* Your instructions
Update the material below so that every "Speed" becomes "Velocity", and leave everything else unchanged.

* Extracted records
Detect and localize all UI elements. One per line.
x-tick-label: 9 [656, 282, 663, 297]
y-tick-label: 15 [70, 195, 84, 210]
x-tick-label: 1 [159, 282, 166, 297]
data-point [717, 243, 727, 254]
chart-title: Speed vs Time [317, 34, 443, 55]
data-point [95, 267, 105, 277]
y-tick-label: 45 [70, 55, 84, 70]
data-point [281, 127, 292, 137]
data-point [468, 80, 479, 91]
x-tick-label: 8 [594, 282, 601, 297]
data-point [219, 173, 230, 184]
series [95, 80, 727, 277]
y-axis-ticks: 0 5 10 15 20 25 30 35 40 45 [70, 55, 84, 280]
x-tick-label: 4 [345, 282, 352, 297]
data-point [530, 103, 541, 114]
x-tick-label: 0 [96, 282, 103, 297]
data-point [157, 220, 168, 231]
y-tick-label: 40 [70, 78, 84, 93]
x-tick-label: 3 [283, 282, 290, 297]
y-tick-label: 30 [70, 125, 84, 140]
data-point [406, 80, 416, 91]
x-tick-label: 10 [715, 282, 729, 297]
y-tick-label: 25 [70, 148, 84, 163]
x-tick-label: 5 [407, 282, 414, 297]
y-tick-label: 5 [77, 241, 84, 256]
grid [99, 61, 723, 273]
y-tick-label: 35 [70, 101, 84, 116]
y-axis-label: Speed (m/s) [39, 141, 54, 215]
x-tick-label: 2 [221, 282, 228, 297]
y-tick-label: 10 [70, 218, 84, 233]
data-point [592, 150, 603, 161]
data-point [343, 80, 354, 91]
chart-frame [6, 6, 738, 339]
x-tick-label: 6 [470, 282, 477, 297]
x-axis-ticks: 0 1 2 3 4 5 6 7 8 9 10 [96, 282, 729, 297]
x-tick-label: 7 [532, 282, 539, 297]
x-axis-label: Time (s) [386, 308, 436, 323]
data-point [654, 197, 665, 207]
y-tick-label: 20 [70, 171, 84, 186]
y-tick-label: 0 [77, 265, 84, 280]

* Response
Detect and localize all UI elements. One per line.
x-tick-label: 9 [656, 282, 663, 297]
y-tick-label: 15 [70, 195, 84, 210]
x-tick-label: 1 [159, 282, 166, 297]
data-point [717, 243, 727, 254]
chart-title: Velocity vs Time [317, 34, 443, 55]
data-point [95, 267, 105, 277]
y-tick-label: 45 [70, 55, 84, 70]
data-point [281, 127, 292, 137]
data-point [468, 80, 479, 91]
x-tick-label: 8 [594, 282, 601, 297]
data-point [219, 173, 230, 184]
series [95, 80, 727, 277]
y-axis-ticks: 0 5 10 15 20 25 30 35 40 45 [70, 55, 84, 280]
x-tick-label: 4 [345, 282, 352, 297]
data-point [530, 103, 541, 114]
x-tick-label: 0 [96, 282, 103, 297]
data-point [157, 220, 168, 231]
y-tick-label: 40 [70, 78, 84, 93]
x-tick-label: 3 [283, 282, 290, 297]
y-tick-label: 30 [70, 125, 84, 140]
data-point [406, 80, 416, 91]
x-tick-label: 10 [715, 282, 729, 297]
y-tick-label: 25 [70, 148, 84, 163]
x-tick-label: 5 [407, 282, 414, 297]
y-tick-label: 5 [77, 241, 84, 256]
grid [99, 61, 723, 273]
y-tick-label: 35 [70, 101, 84, 116]
y-axis-label: Velocity (m/s) [39, 141, 54, 215]
x-tick-label: 2 [221, 282, 228, 297]
y-tick-label: 10 [70, 218, 84, 233]
data-point [592, 150, 603, 161]
data-point [343, 80, 354, 91]
chart-frame [6, 6, 738, 339]
x-tick-label: 6 [470, 282, 477, 297]
x-axis-ticks: 0 1 2 3 4 5 6 7 8 9 10 [96, 282, 729, 297]
x-tick-label: 7 [532, 282, 539, 297]
x-axis-label: Time (s) [386, 308, 436, 323]
data-point [654, 197, 665, 207]
y-tick-label: 20 [70, 171, 84, 186]
y-tick-label: 0 [77, 265, 84, 280]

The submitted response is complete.